#### Records
■ ■ ■ ■
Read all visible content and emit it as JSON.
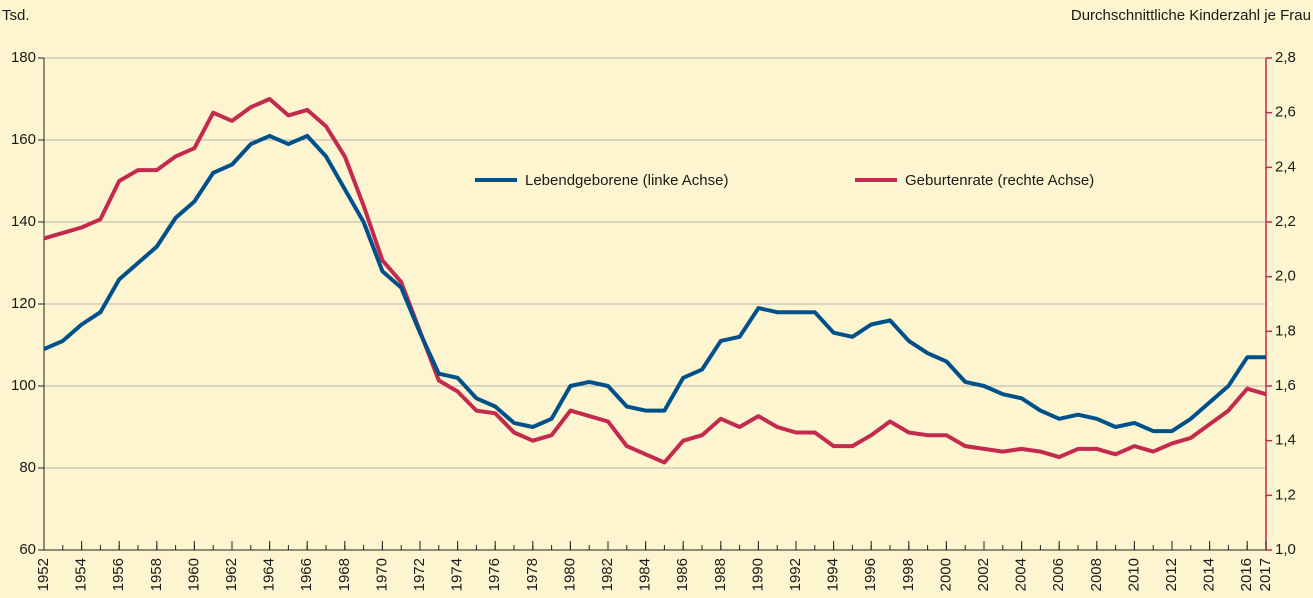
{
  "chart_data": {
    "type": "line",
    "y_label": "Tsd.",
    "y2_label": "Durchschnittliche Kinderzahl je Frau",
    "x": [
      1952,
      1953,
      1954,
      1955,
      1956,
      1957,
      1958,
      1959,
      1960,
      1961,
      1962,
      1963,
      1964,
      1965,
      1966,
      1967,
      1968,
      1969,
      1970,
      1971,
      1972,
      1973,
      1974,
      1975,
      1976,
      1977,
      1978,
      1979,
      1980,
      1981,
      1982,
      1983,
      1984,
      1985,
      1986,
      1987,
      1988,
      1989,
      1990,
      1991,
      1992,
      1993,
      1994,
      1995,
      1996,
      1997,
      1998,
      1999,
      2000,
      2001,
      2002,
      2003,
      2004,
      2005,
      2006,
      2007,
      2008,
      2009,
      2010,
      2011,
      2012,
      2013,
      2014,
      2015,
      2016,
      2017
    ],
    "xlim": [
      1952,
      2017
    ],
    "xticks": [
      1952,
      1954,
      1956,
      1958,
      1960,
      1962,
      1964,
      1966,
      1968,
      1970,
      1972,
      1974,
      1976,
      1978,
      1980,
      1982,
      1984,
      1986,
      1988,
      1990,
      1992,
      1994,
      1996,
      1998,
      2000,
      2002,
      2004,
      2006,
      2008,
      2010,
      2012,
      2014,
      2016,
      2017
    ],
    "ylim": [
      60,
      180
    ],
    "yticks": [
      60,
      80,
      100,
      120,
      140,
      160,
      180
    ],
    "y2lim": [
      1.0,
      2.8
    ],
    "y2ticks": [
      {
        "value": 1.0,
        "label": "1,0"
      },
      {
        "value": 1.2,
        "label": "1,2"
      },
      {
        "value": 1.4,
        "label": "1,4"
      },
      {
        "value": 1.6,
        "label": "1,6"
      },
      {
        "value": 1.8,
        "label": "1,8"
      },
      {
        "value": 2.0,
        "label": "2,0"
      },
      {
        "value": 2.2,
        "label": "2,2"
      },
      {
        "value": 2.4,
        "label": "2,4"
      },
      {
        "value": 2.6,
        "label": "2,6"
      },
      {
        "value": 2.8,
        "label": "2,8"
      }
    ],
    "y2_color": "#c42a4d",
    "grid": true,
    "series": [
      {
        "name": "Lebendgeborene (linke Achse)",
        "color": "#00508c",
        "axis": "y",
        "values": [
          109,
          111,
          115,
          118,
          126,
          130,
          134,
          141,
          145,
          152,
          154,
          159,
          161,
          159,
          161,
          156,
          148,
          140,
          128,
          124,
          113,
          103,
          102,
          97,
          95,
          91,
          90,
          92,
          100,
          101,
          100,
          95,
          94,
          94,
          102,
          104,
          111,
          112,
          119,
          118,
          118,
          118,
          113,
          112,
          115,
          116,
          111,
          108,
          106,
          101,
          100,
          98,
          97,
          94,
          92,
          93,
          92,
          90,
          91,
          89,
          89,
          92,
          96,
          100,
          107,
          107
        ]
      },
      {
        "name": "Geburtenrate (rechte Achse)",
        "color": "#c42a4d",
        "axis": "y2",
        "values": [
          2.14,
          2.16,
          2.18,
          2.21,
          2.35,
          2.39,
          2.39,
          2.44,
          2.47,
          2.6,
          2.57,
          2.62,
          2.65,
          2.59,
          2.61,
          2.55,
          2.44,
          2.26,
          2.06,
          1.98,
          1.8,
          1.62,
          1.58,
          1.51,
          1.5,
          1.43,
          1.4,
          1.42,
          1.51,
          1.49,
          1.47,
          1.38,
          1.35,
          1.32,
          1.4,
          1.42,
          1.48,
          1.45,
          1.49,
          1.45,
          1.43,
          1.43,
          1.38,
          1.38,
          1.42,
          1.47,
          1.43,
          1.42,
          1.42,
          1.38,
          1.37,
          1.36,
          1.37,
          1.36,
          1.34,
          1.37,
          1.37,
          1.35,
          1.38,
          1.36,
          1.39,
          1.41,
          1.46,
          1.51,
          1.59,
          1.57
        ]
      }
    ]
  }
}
■ ■ ■ ■
#### Direction
Every entry above should be duplicated exactly. Do not include the images.

#### Exercise answer
Read all visible content and emit it as JSON.
{
  "chart_data": {
    "type": "line",
    "y_label": "Tsd.",
    "y2_label": "Durchschnittliche Kinderzahl je Frau",
    "x": [
      1952,
      1953,
      1954,
      1955,
      1956,
      1957,
      1958,
      1959,
      1960,
      1961,
      1962,
      1963,
      1964,
      1965,
      1966,
      1967,
      1968,
      1969,
      1970,
      1971,
      1972,
      1973,
      1974,
      1975,
      1976,
      1977,
      1978,
      1979,
      1980,
      1981,
      1982,
      1983,
      1984,
      1985,
      1986,
      1987,
      1988,
      1989,
      1990,
      1991,
      1992,
      1993,
      1994,
      1995,
      1996,
      1997,
      1998,
      1999,
      2000,
      2001,
      2002,
      2003,
      2004,
      2005,
      2006,
      2007,
      2008,
      2009,
      2010,
      2011,
      2012,
      2013,
      2014,
      2015,
      2016,
      2017
    ],
    "xlim": [
      1952,
      2017
    ],
    "xticks": [
      1952,
      1954,
      1956,
      1958,
      1960,
      1962,
      1964,
      1966,
      1968,
      1970,
      1972,
      1974,
      1976,
      1978,
      1980,
      1982,
      1984,
      1986,
      1988,
      1990,
      1992,
      1994,
      1996,
      1998,
      2000,
      2002,
      2004,
      2006,
      2008,
      2010,
      2012,
      2014,
      2016,
      2017
    ],
    "ylim": [
      60,
      180
    ],
    "yticks": [
      60,
      80,
      100,
      120,
      140,
      160,
      180
    ],
    "y2lim": [
      1.0,
      2.8
    ],
    "y2ticks": [
      {
        "value": 1.0,
        "label": "1,0"
      },
      {
        "value": 1.2,
        "label": "1,2"
      },
      {
        "value": 1.4,
        "label": "1,4"
      },
      {
        "value": 1.6,
        "label": "1,6"
      },
      {
        "value": 1.8,
        "label": "1,8"
      },
      {
        "value": 2.0,
        "label": "2,0"
      },
      {
        "value": 2.2,
        "label": "2,2"
      },
      {
        "value": 2.4,
        "label": "2,4"
      },
      {
        "value": 2.6,
        "label": "2,6"
      },
      {
        "value": 2.8,
        "label": "2,8"
      }
    ],
    "y2_color": "#c42a4d",
    "grid": true,
    "series": [
      {
        "name": "Lebendgeborene (linke Achse)",
        "color": "#00508c",
        "axis": "y",
        "values": [
          109,
          111,
          115,
          118,
          126,
          130,
          134,
          141,
          145,
          152,
          154,
          159,
          161,
          159,
          161,
          156,
          148,
          140,
          128,
          124,
          113,
          103,
          102,
          97,
          95,
          91,
          90,
          92,
          100,
          101,
          100,
          95,
          94,
          94,
          102,
          104,
          111,
          112,
          119,
          118,
          118,
          118,
          113,
          112,
          115,
          116,
          111,
          108,
          106,
          101,
          100,
          98,
          97,
          94,
          92,
          93,
          92,
          90,
          91,
          89,
          89,
          92,
          96,
          100,
          107,
          107
        ]
      },
      {
        "name": "Geburtenrate (rechte Achse)",
        "color": "#c42a4d",
        "axis": "y2",
        "values": [
          2.14,
          2.16,
          2.18,
          2.21,
          2.35,
          2.39,
          2.39,
          2.44,
          2.47,
          2.6,
          2.57,
          2.62,
          2.65,
          2.59,
          2.61,
          2.55,
          2.44,
          2.26,
          2.06,
          1.98,
          1.8,
          1.62,
          1.58,
          1.51,
          1.5,
          1.43,
          1.4,
          1.42,
          1.51,
          1.49,
          1.47,
          1.38,
          1.35,
          1.32,
          1.4,
          1.42,
          1.48,
          1.45,
          1.49,
          1.45,
          1.43,
          1.43,
          1.38,
          1.38,
          1.42,
          1.47,
          1.43,
          1.42,
          1.42,
          1.38,
          1.37,
          1.36,
          1.37,
          1.36,
          1.34,
          1.37,
          1.37,
          1.35,
          1.38,
          1.36,
          1.39,
          1.41,
          1.46,
          1.51,
          1.59,
          1.57
        ]
      }
    ]
  }
}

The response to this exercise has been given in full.